:: Source material ::

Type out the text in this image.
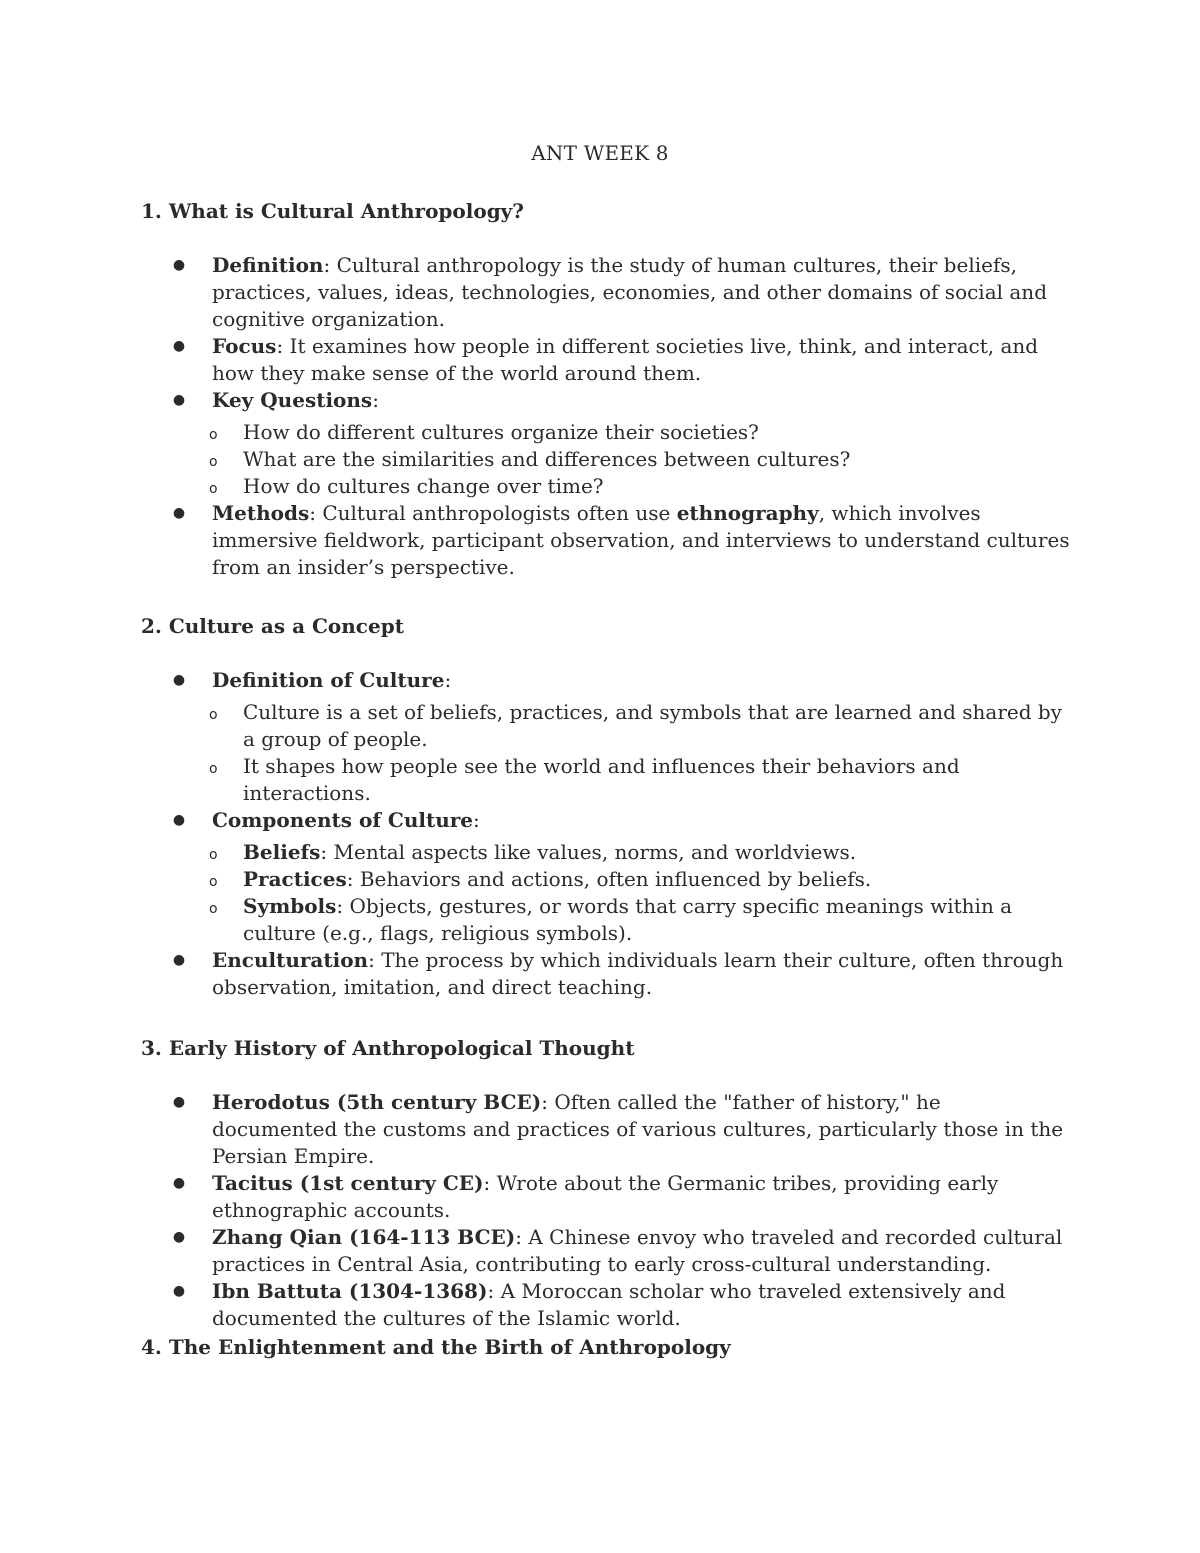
ANT WEEK 8
1. What is Cultural Anthropology?
● Definition: Cultural anthropology is the study of human cultures, their beliefs, practices, values, ideas, technologies, economies, and other domains of social and cognitive organization.
● Focus: It examines how people in different societies live, think, and interact, and how they make sense of the world around them.
● Key Questions:
o How do different cultures organize their societies?
o What are the similarities and differences between cultures?
o How do cultures change over time?
● Methods: Cultural anthropologists often use ethnography, which involves immersive fieldwork, participant observation, and interviews to understand cultures from an insider’s perspective.
2. Culture as a Concept
● Definition of Culture:
o Culture is a set of beliefs, practices, and symbols that are learned and shared by a group of people.
o It shapes how people see the world and influences their behaviors and interactions.
● Components of Culture:
o Beliefs: Mental aspects like values, norms, and worldviews.
o Practices: Behaviors and actions, often influenced by beliefs.
o Symbols: Objects, gestures, or words that carry specific meanings within a culture (e.g., flags, religious symbols).
● Enculturation: The process by which individuals learn their culture, often through observation, imitation, and direct teaching.
3. Early History of Anthropological Thought
● Herodotus (5th century BCE): Often called the "father of history," he documented the customs and practices of various cultures, particularly those in the Persian Empire.
● Tacitus (1st century CE): Wrote about the Germanic tribes, providing early ethnographic accounts.
● Zhang Qian (164-113 BCE): A Chinese envoy who traveled and recorded cultural practices in Central Asia, contributing to early cross-cultural understanding.
● Ibn Battuta (1304-1368): A Moroccan scholar who traveled extensively and documented the cultures of the Islamic world.
4. The Enlightenment and the Birth of Anthropology
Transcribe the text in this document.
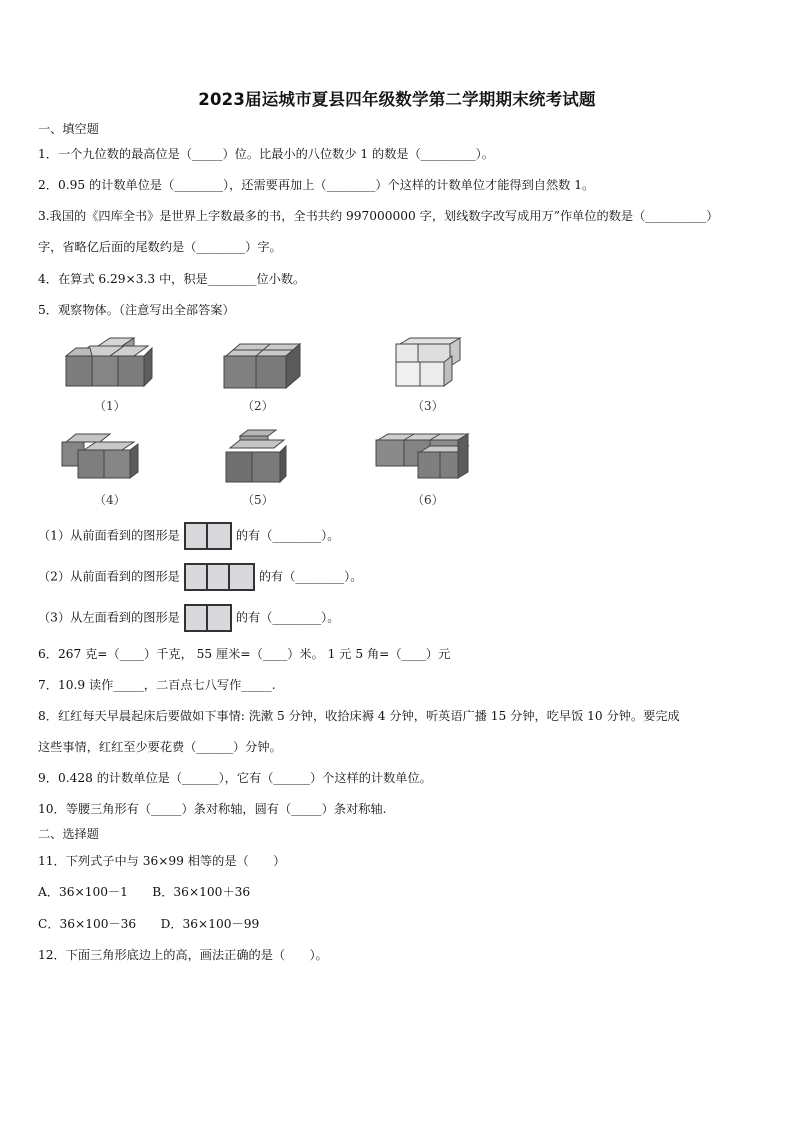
2023届运城市夏县四年级数学第二学期期末统考试题
一、填空题
1．一个九位数的最高位是（_____）位。比最小的八位数少 1 的数是（_________）。
2．0.95 的计数单位是（________），还需要再加上（________）个这样的计数单位才能得到自然数 1。
3.我国的《四库全书》是世界上字数最多的书，全书共约 997000000 字，划线数字改写成用万”作单位的数是（__________）
字，省略亿后面的尾数约是（________）字。
4．在算式 6.29×3.3 中，积是________位小数。
5．观察物体。（注意写出全部答案）
（1）	（2）	（3）
（4）	（5）	（6）
（1）从前面看到的图形是	的有（________）。
（2）从前面看到的图形是	的有（________）。
（3）从左面看到的图形是	的有（________）。
6．267 克=（____）千克， 55 厘米=（____）米。 1 元 5 角=（____）元
7．10.9 读作_____，二百点七八写作_____.
8．红红每天早晨起床后要做如下事情: 洗漱 5 分钟，收拾床褥 4 分钟，听英语广播 15 分钟，吃早饭 10 分钟。要完成
这些事情，红红至少要花费（______）分钟。
9．0.428 的计数单位是（______），它有（______）个这样的计数单位。
10．等腰三角形有（_____）条对称轴，圆有（_____）条对称轴.
二、选择题
11．下列式子中与 36×99 相等的是（　　）
A．36×100－1　　B．36×100＋36
C．36×100－36　　D．36×100－99
12．下面三角形底边上的高，画法正确的是（　　）。
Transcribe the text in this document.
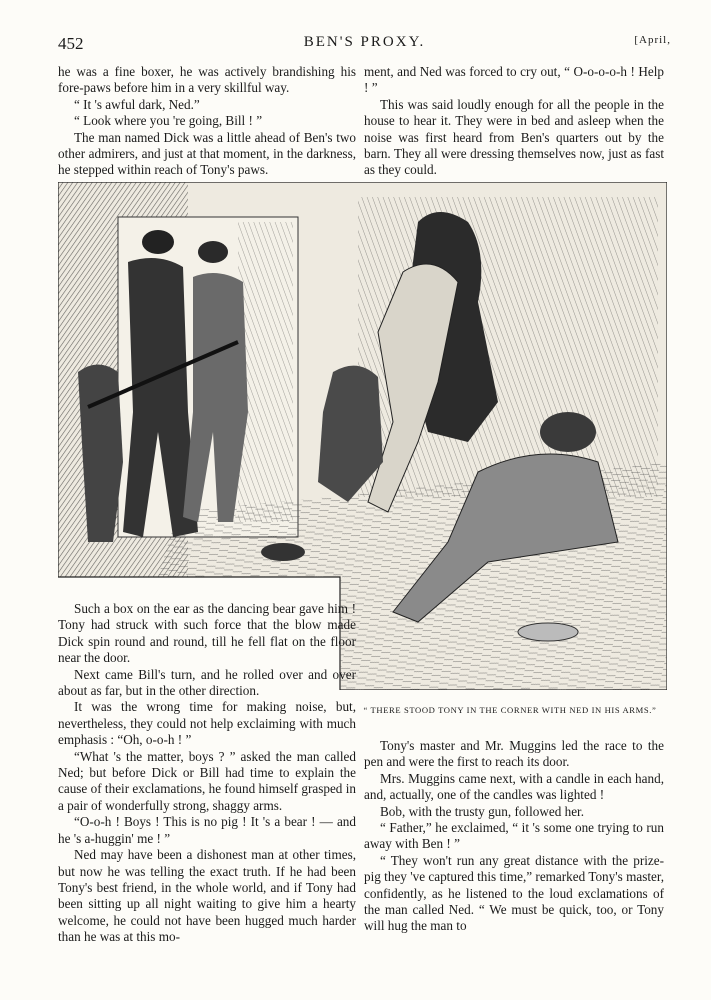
452	BEN'S PROXY.	[April,

he was a fine boxer, he was actively brandishing his fore-paws before him in a very skillful way.

“ It 's awful dark, Ned.”

“ Look where you 're going, Bill ! ”

The man named Dick was a little ahead of Ben's two other admirers, and just at that moment, in the darkness, he stepped within reach of Tony's paws.

ment, and Ned was forced to cry out, “ O-o-o-o-h ! Help ! ”

This was said loudly enough for all the people in the house to hear it. They were in bed and asleep when the noise was first heard from Ben's quarters out by the barn. They all were dressing themselves now, just as fast as they could.

“ THERE STOOD TONY IN THE CORNER WITH NED IN HIS ARMS.”

Such a box on the ear as the dancing bear gave him ! Tony had struck with such force that the blow made Dick spin round and round, till he fell flat on the floor near the door.

Next came Bill's turn, and he rolled over and over about as far, but in the other direction.

It was the wrong time for making noise, but, nevertheless, they could not help exclaiming with much emphasis : “Oh, o-o-h ! ”

“What 's the matter, boys ? ” asked the man called Ned; but before Dick or Bill had time to explain the cause of their exclamations, he found himself grasped in a pair of wonderfully strong, shaggy arms.

“O-o-h ! Boys ! This is no pig ! It 's a bear ! — and he 's a-huggin' me ! ”

Ned may have been a dishonest man at other times, but now he was telling the exact truth. If he had been Tony's best friend, in the whole world, and if Tony had been sitting up all night waiting to give him a hearty welcome, he could not have been hugged much harder than he was at this mo-

Tony's master and Mr. Muggins led the race to the pen and were the first to reach its door.

Mrs. Muggins came next, with a candle in each hand, and, actually, one of the candles was lighted !

Bob, with the trusty gun, followed her.

“ Father,” he exclaimed, “ it 's some one trying to run away with Ben ! ”

“ They won't run any great distance with the prize-pig they 've captured this time,” remarked Tony's master, confidently, as he listened to the loud exclamations of the man called Ned. “ We must be quick, too, or Tony will hug the man to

:::

#### Written problem:
Of the lines in this data, how many contain "over"? Reply with only the number.

#### Result of the exercise:
2